(Records excerpted from a collection)
○ ○ ○ ○ ○ ○ ○
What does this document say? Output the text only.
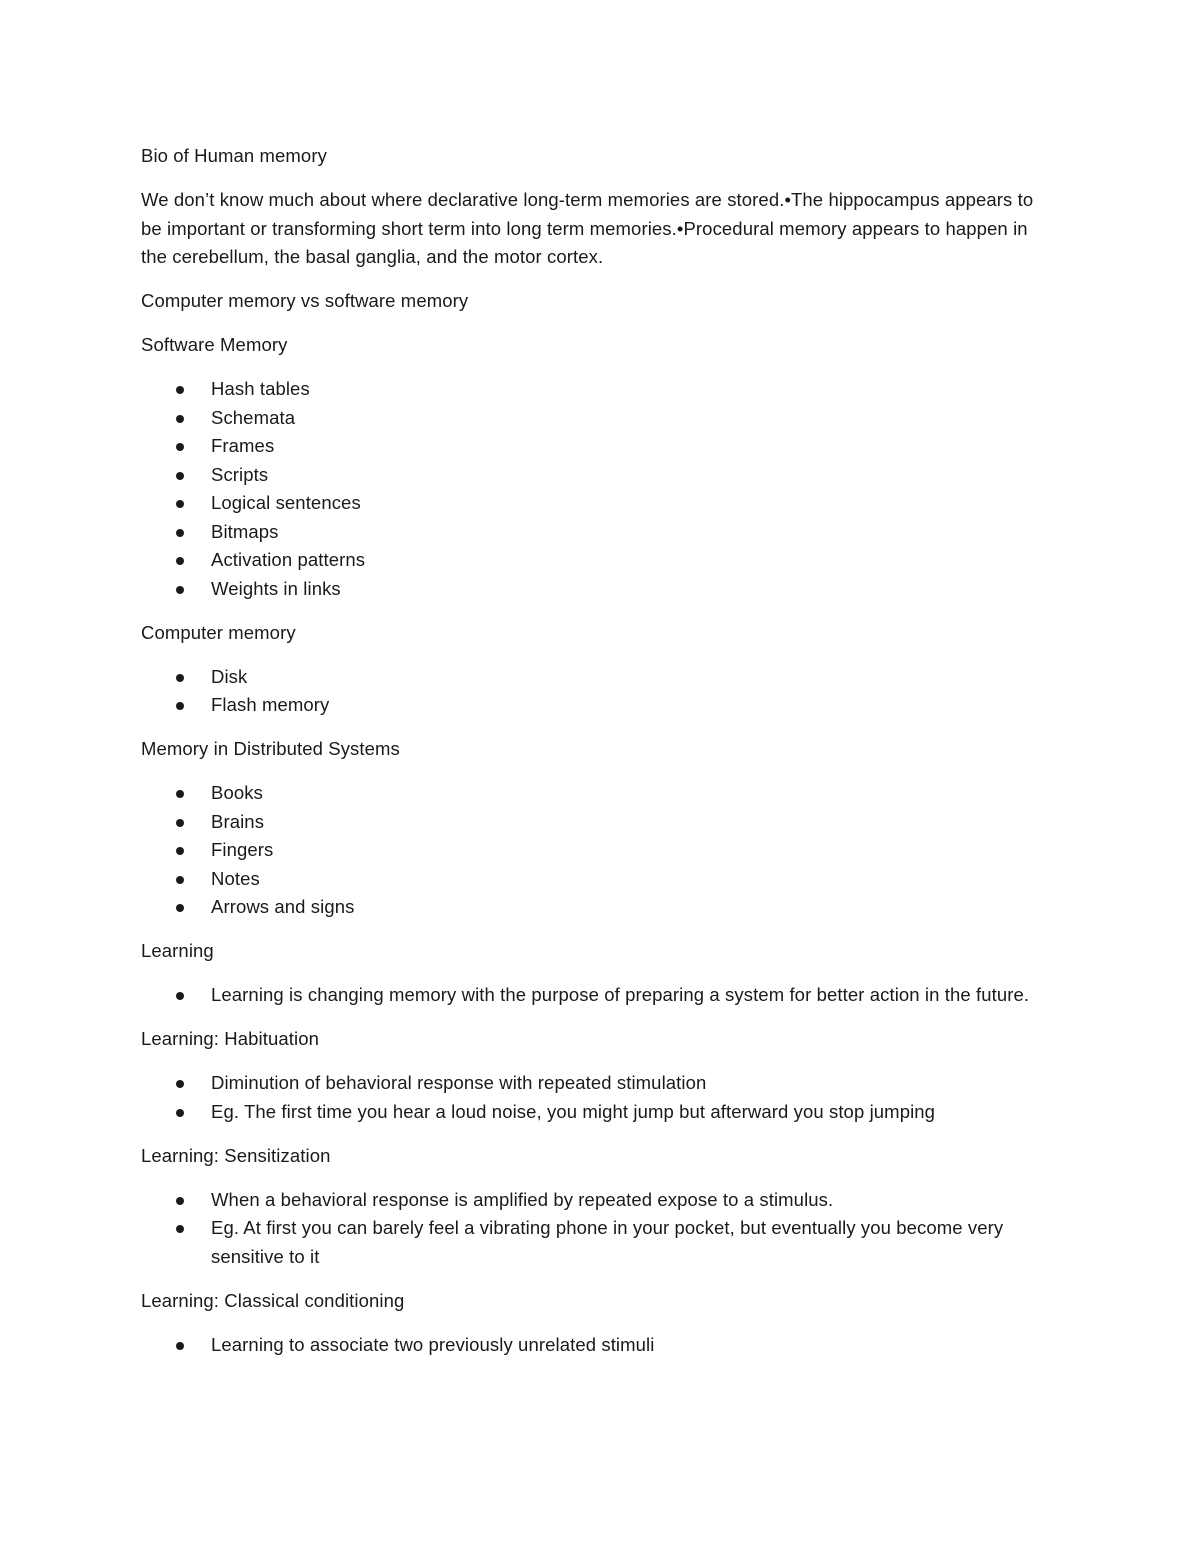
Bio of Human memory

We don’t know much about where declarative long-term memories are stored.•The hippocampus appears to be important or transforming short term into long term memories.•Procedural memory appears to happen in the cerebellum, the basal ganglia, and the motor cortex.

Computer memory vs software memory

Software Memory

Hash tables
Schemata
Frames
Scripts
Logical sentences
Bitmaps
Activation patterns
Weights in links

Computer memory

Disk
Flash memory

Memory in Distributed Systems

Books
Brains
Fingers
Notes
Arrows and signs

Learning

Learning is changing memory with the purpose of preparing a system for better action in the future.

Learning: Habituation

Diminution of behavioral response with repeated stimulation
Eg. The first time you hear a loud noise, you might jump but afterward you stop jumping

Learning: Sensitization

When a behavioral response is amplified by repeated expose to a stimulus.
Eg. At first you can barely feel a vibrating phone in your pocket, but eventually you become very sensitive to it

Learning: Classical conditioning

Learning to associate two previously unrelated stimuli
○ ○ ○ ○ ○ ○ ○
● **Given task**: Give back every line exactly as it stands, pictures excluded.

● **Task result**:
What does this document say? Output the text only.
Bio of Human memory

We don’t know much about where declarative long-term memories are stored.•The hippocampus appears to be important or transforming short term into long term memories.•Procedural memory appears to happen in the cerebellum, the basal ganglia, and the motor cortex.

Computer memory vs software memory

Software Memory

Hash tables
Schemata
Frames
Scripts
Logical sentences
Bitmaps
Activation patterns
Weights in links

Computer memory

Disk
Flash memory

Memory in Distributed Systems

Books
Brains
Fingers
Notes
Arrows and signs

Learning

Learning is changing memory with the purpose of preparing a system for better action in the future.

Learning: Habituation

Diminution of behavioral response with repeated stimulation
Eg. The first time you hear a loud noise, you might jump but afterward you stop jumping

Learning: Sensitization

When a behavioral response is amplified by repeated expose to a stimulus.
Eg. At first you can barely feel a vibrating phone in your pocket, but eventually you become very sensitive to it

Learning: Classical conditioning

Learning to associate two previously unrelated stimuli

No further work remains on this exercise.